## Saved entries
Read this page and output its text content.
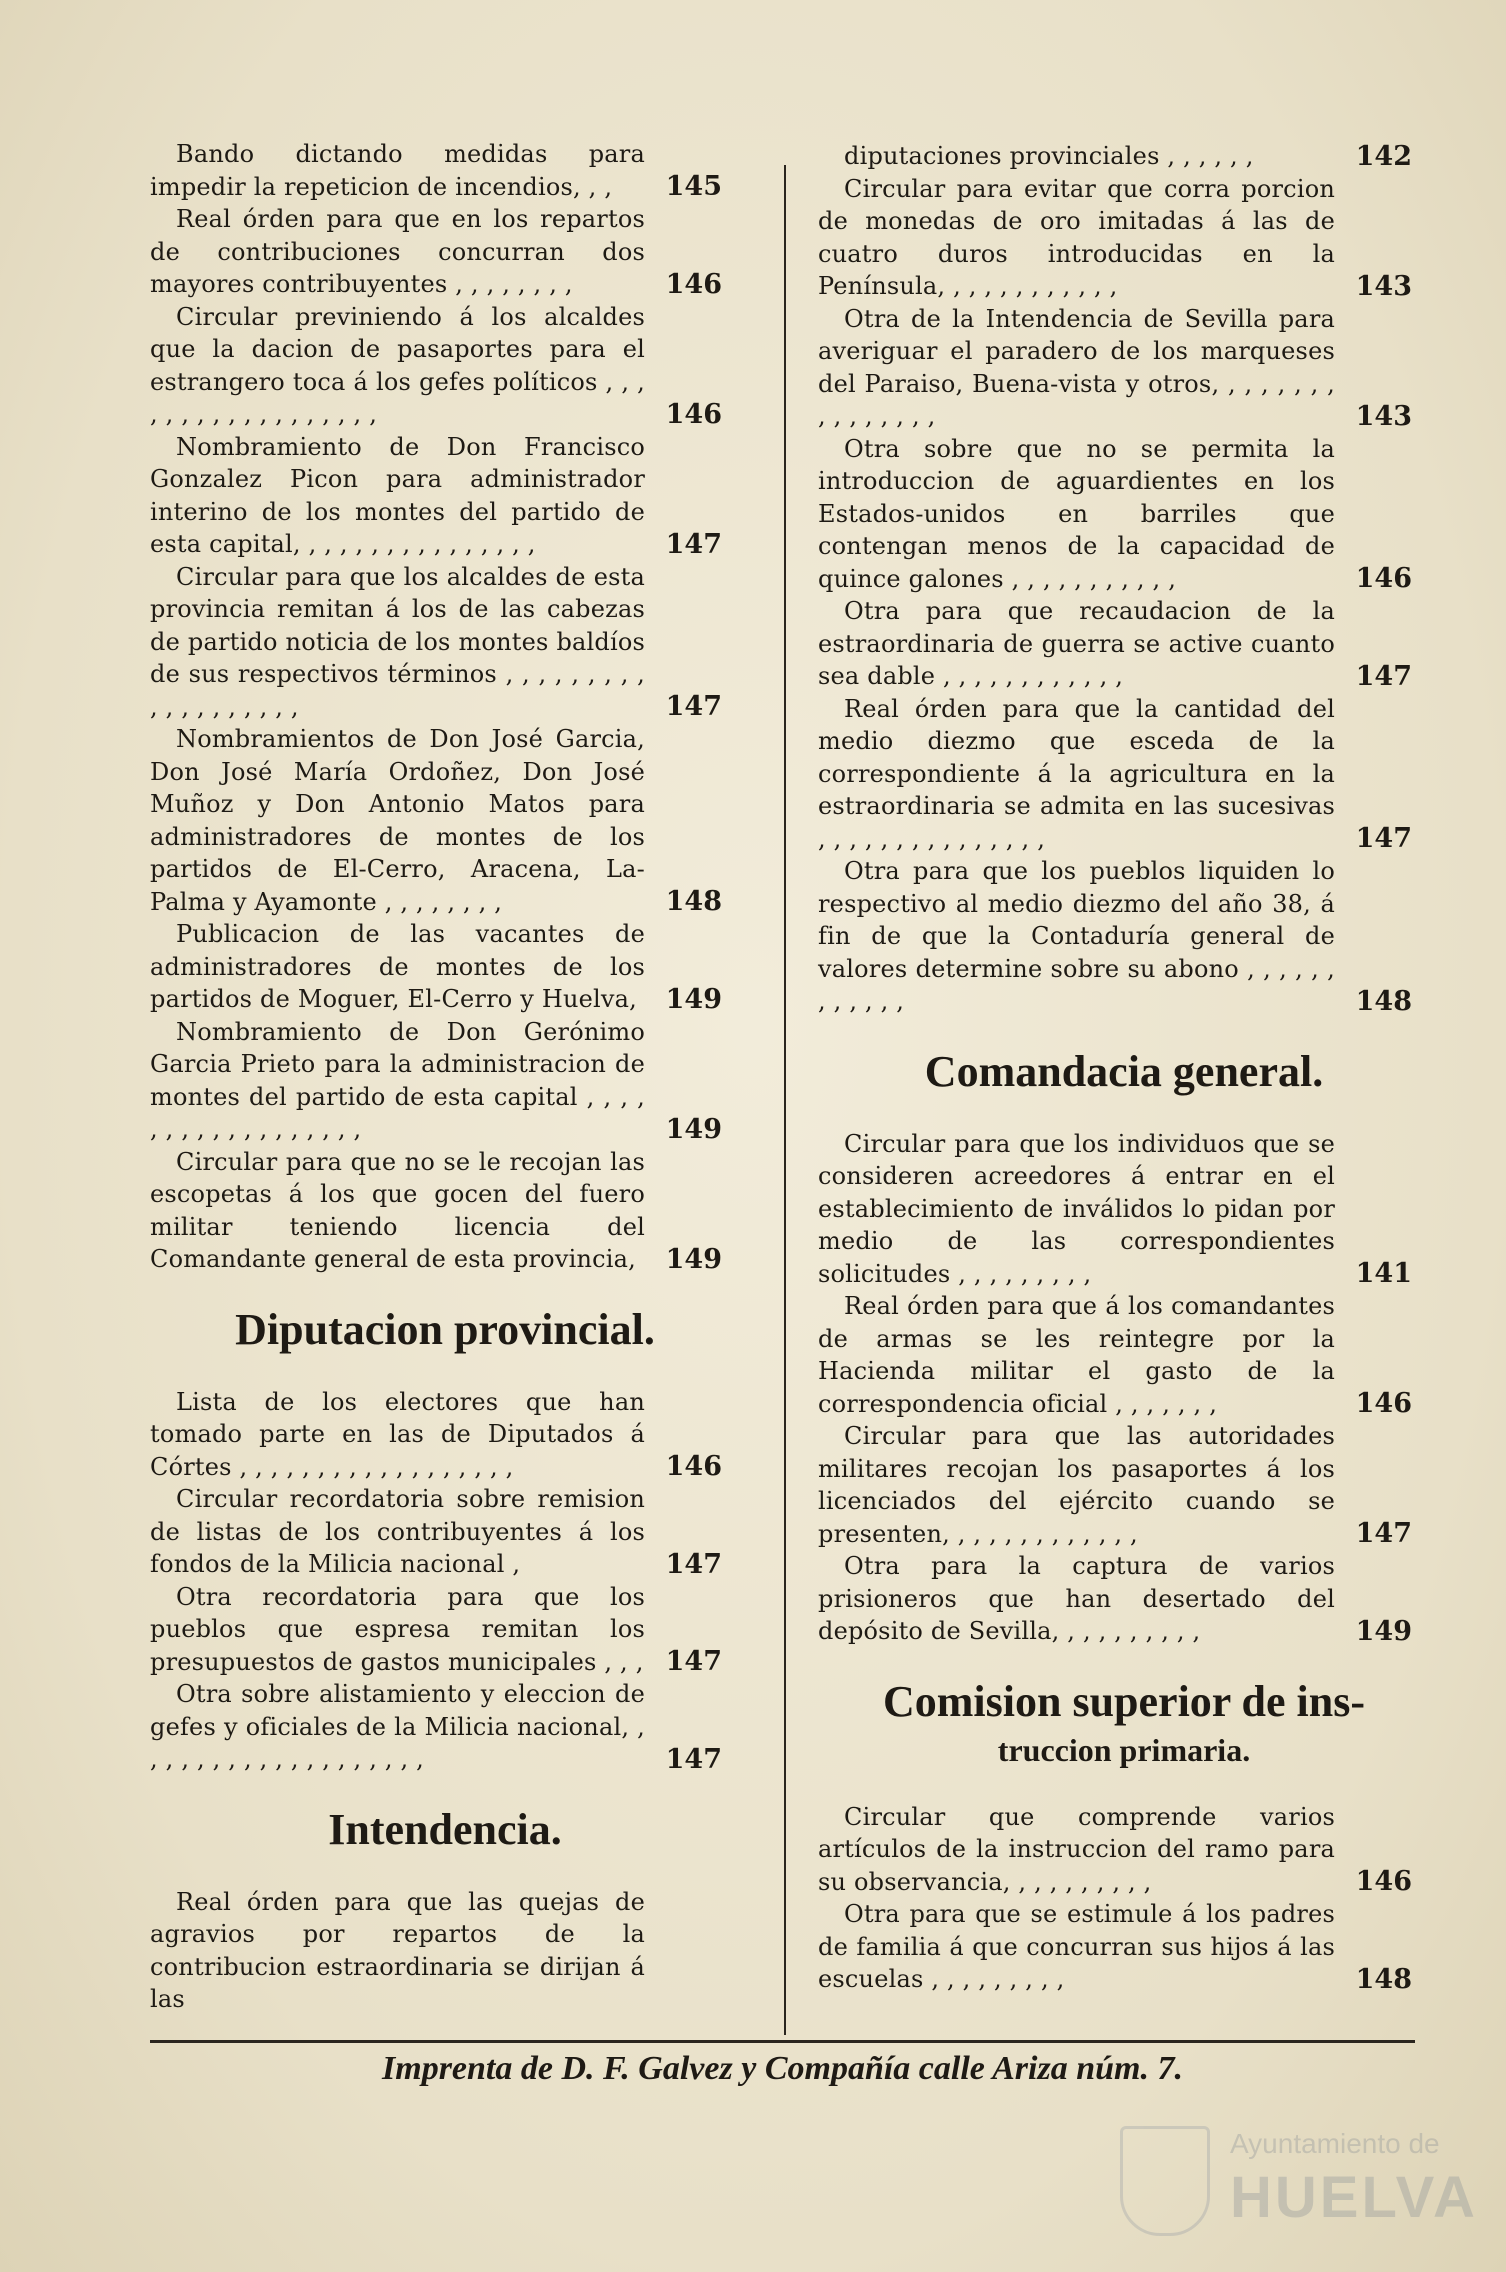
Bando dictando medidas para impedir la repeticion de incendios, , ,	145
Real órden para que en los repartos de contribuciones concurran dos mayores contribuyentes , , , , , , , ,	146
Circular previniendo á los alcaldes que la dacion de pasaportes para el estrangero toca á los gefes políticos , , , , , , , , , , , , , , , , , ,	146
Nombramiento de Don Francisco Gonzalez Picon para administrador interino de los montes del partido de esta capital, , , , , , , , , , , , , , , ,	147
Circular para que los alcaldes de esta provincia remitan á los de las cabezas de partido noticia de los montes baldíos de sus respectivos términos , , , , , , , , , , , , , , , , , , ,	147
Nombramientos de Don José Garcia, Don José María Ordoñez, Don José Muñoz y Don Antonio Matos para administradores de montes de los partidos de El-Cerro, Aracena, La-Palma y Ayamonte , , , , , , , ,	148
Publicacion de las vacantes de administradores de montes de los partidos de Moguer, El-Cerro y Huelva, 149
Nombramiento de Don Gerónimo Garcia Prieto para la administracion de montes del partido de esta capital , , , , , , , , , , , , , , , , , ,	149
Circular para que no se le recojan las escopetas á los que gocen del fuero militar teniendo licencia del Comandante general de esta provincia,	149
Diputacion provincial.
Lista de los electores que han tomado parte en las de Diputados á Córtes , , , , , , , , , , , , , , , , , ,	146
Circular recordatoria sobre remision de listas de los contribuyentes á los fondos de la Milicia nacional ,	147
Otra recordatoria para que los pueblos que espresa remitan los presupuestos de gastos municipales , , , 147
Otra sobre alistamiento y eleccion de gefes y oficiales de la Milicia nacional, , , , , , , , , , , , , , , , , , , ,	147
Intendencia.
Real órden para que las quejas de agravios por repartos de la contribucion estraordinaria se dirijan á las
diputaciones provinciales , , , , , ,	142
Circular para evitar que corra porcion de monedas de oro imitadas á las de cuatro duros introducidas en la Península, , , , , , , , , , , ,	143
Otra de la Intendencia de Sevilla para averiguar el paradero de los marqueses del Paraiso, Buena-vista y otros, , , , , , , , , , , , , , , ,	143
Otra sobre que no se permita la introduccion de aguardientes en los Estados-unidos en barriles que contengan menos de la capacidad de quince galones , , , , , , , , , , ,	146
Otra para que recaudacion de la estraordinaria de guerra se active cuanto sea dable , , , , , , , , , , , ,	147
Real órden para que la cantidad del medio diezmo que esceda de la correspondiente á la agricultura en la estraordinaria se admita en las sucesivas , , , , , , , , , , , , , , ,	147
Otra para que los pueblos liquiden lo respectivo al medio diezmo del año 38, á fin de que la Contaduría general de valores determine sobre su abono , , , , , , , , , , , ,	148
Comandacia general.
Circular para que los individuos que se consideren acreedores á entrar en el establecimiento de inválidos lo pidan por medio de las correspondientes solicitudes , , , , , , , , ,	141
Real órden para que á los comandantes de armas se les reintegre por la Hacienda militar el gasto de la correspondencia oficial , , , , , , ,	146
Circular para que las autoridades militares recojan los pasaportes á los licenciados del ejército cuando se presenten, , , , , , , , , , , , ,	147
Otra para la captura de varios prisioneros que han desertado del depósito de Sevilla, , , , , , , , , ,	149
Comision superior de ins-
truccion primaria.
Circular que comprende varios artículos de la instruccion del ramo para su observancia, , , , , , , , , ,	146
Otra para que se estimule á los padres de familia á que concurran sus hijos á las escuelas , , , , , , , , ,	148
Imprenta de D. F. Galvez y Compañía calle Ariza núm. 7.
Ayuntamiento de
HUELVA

==

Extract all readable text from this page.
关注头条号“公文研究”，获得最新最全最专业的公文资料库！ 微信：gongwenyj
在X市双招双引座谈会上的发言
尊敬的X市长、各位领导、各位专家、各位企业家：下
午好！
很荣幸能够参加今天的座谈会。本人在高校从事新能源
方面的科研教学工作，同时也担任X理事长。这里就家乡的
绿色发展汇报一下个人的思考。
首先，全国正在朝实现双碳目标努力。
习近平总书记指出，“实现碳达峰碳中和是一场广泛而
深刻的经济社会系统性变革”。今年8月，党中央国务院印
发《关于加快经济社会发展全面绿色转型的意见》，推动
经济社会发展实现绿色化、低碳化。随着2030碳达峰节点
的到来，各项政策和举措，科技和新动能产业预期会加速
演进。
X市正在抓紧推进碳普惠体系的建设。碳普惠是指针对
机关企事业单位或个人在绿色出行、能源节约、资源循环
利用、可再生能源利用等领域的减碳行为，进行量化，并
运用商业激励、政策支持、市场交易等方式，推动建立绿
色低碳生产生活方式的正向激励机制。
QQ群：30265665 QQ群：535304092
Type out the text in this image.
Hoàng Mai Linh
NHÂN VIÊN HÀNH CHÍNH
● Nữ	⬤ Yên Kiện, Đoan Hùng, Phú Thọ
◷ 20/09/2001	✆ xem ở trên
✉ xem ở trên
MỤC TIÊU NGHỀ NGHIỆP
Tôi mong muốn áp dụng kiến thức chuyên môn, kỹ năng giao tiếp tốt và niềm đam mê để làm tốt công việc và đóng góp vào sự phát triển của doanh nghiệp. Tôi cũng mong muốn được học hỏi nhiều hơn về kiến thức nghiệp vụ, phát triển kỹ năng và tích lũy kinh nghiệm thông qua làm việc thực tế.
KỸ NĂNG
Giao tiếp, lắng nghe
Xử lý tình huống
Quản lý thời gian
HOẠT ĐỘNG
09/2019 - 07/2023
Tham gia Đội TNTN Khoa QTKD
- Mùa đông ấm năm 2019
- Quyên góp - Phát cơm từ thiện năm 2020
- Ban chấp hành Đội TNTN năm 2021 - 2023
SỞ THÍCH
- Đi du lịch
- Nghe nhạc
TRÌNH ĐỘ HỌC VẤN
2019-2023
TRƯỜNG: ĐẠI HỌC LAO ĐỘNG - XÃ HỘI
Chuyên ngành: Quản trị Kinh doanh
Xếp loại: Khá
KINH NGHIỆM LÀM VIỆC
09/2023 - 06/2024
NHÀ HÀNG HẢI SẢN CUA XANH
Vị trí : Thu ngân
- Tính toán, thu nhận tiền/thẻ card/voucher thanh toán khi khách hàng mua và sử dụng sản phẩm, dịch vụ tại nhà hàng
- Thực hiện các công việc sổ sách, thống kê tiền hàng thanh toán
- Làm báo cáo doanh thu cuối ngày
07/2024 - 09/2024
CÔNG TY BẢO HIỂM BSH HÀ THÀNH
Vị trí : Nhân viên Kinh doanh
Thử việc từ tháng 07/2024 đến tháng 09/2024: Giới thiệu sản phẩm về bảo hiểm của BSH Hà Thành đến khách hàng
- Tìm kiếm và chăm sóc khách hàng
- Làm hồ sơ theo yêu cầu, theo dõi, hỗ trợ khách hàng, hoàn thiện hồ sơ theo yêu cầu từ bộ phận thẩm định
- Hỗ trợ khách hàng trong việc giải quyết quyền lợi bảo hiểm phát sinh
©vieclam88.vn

## What you are asked to do
From the entries, copy out each line containing the word "thiện".

## Answer for this exercise
- Quyên góp - Phát cơm từ thiện năm 2020
- Làm hồ sơ theo yêu cầu, theo dõi, hỗ trợ khách hàng, hoàn thiện hồ sơ theo yêu cầu từ bộ phận thẩm định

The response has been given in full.